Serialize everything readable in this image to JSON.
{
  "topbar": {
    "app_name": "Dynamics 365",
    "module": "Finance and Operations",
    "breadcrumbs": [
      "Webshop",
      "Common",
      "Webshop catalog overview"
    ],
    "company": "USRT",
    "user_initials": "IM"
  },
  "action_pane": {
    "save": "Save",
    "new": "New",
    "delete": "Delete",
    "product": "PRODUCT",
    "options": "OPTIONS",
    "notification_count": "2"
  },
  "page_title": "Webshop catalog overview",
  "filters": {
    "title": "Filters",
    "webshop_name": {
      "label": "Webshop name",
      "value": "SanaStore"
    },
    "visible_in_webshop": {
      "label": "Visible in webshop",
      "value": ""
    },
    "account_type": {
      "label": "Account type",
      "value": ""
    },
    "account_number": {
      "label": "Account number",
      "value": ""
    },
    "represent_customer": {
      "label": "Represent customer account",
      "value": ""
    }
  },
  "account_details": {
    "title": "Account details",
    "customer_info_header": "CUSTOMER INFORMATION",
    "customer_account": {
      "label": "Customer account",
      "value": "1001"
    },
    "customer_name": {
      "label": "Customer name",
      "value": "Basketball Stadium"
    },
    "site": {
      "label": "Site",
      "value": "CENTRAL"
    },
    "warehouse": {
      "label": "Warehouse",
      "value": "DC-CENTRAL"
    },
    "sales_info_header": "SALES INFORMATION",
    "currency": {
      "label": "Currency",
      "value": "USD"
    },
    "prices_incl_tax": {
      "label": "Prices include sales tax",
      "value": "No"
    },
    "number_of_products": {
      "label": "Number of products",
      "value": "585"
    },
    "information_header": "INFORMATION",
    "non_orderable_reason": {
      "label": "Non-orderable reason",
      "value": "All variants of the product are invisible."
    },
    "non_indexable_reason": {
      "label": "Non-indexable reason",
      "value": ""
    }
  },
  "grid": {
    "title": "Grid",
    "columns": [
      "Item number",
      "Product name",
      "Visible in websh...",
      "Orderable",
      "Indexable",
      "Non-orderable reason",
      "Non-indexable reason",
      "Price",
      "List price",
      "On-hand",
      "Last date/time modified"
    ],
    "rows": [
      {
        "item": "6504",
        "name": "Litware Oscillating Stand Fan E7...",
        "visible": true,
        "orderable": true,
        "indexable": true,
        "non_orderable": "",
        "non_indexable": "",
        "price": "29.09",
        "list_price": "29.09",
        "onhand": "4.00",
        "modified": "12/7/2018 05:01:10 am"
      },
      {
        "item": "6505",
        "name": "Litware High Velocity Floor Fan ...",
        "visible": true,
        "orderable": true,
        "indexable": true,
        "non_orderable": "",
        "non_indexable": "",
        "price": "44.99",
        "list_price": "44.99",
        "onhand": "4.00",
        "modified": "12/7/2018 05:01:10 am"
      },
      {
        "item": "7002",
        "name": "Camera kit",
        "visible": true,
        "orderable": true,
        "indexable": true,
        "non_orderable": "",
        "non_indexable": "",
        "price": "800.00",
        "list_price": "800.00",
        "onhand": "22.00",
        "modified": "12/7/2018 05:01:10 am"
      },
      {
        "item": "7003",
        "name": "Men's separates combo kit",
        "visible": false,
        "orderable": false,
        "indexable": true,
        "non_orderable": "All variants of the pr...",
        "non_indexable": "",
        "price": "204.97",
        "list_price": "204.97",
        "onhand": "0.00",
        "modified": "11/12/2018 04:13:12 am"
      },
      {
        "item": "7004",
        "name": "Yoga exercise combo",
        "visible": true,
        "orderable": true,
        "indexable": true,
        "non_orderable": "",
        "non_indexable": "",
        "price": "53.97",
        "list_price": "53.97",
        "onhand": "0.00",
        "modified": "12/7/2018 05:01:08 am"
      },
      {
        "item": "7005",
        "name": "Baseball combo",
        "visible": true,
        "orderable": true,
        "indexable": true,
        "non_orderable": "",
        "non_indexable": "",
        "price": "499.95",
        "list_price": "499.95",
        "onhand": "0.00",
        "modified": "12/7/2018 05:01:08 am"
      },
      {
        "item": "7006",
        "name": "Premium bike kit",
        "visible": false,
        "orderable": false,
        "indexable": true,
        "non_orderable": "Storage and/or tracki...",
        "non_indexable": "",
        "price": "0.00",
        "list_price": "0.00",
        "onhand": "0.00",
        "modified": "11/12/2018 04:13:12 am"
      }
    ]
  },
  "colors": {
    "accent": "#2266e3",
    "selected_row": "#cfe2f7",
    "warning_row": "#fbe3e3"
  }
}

Task details:
Copy out each record, keeping every word as it is.

Response to the task:
Serialize everything readable in this image to JSON.
{
  "topbar": {
    "app_name": "Dynamics 365",
    "module": "Finance and Operations",
    "breadcrumbs": [
      "Webshop",
      "Common",
      "Webshop catalog overview"
    ],
    "company": "USRT",
    "user_initials": "IM"
  },
  "action_pane": {
    "save": "Save",
    "new": "New",
    "delete": "Delete",
    "product": "PRODUCT",
    "options": "OPTIONS",
    "notification_count": "2"
  },
  "page_title": "Webshop catalog overview",
  "filters": {
    "title": "Filters",
    "webshop_name": {
      "label": "Webshop name",
      "value": "SanaStore"
    },
    "visible_in_webshop": {
      "label": "Visible in webshop",
      "value": ""
    },
    "account_type": {
      "label": "Account type",
      "value": ""
    },
    "account_number": {
      "label": "Account number",
      "value": ""
    },
    "represent_customer": {
      "label": "Represent customer account",
      "value": ""
    }
  },
  "account_details": {
    "title": "Account details",
    "customer_info_header": "CUSTOMER INFORMATION",
    "customer_account": {
      "label": "Customer account",
      "value": "1001"
    },
    "customer_name": {
      "label": "Customer name",
      "value": "Basketball Stadium"
    },
    "site": {
      "label": "Site",
      "value": "CENTRAL"
    },
    "warehouse": {
      "label": "Warehouse",
      "value": "DC-CENTRAL"
    },
    "sales_info_header": "SALES INFORMATION",
    "currency": {
      "label": "Currency",
      "value": "USD"
    },
    "prices_incl_tax": {
      "label": "Prices include sales tax",
      "value": "No"
    },
    "number_of_products": {
      "label": "Number of products",
      "value": "585"
    },
    "information_header": "INFORMATION",
    "non_orderable_reason": {
      "label": "Non-orderable reason",
      "value": "All variants of the product are invisible."
    },
    "non_indexable_reason": {
      "label": "Non-indexable reason",
      "value": ""
    }
  },
  "grid": {
    "title": "Grid",
    "columns": [
      "Item number",
      "Product name",
      "Visible in websh...",
      "Orderable",
      "Indexable",
      "Non-orderable reason",
      "Non-indexable reason",
      "Price",
      "List price",
      "On-hand",
      "Last date/time modified"
    ],
    "rows": [
      {
        "item": "6504",
        "name": "Litware Oscillating Stand Fan E7...",
        "visible": true,
        "orderable": true,
        "indexable": true,
        "non_orderable": "",
        "non_indexable": "",
        "price": "29.09",
        "list_price": "29.09",
        "onhand": "4.00",
        "modified": "12/7/2018 05:01:10 am"
      },
      {
        "item": "6505",
        "name": "Litware High Velocity Floor Fan ...",
        "visible": true,
        "orderable": true,
        "indexable": true,
        "non_orderable": "",
        "non_indexable": "",
        "price": "44.99",
        "list_price": "44.99",
        "onhand": "4.00",
        "modified": "12/7/2018 05:01:10 am"
      },
      {
        "item": "7002",
        "name": "Camera kit",
        "visible": true,
        "orderable": true,
        "indexable": true,
        "non_orderable": "",
        "non_indexable": "",
        "price": "800.00",
        "list_price": "800.00",
        "onhand": "22.00",
        "modified": "12/7/2018 05:01:10 am"
      },
      {
        "item": "7003",
        "name": "Men's separates combo kit",
        "visible": false,
        "orderable": false,
        "indexable": true,
        "non_orderable": "All variants of the pr...",
        "non_indexable": "",
        "price": "204.97",
        "list_price": "204.97",
        "onhand": "0.00",
        "modified": "11/12/2018 04:13:12 am"
      },
      {
        "item": "7004",
        "name": "Yoga exercise combo",
        "visible": true,
        "orderable": true,
        "indexable": true,
        "non_orderable": "",
        "non_indexable": "",
        "price": "53.97",
        "list_price": "53.97",
        "onhand": "0.00",
        "modified": "12/7/2018 05:01:08 am"
      },
      {
        "item": "7005",
        "name": "Baseball combo",
        "visible": true,
        "orderable": true,
        "indexable": true,
        "non_orderable": "",
        "non_indexable": "",
        "price": "499.95",
        "list_price": "499.95",
        "onhand": "0.00",
        "modified": "12/7/2018 05:01:08 am"
      },
      {
        "item": "7006",
        "name": "Premium bike kit",
        "visible": false,
        "orderable": false,
        "indexable": true,
        "non_orderable": "Storage and/or tracki...",
        "non_indexable": "",
        "price": "0.00",
        "list_price": "0.00",
        "onhand": "0.00",
        "modified": "11/12/2018 04:13:12 am"
      }
    ]
  },
  "colors": {
    "accent": "#2266e3",
    "selected_row": "#cfe2f7",
    "warning_row": "#fbe3e3"
  }
}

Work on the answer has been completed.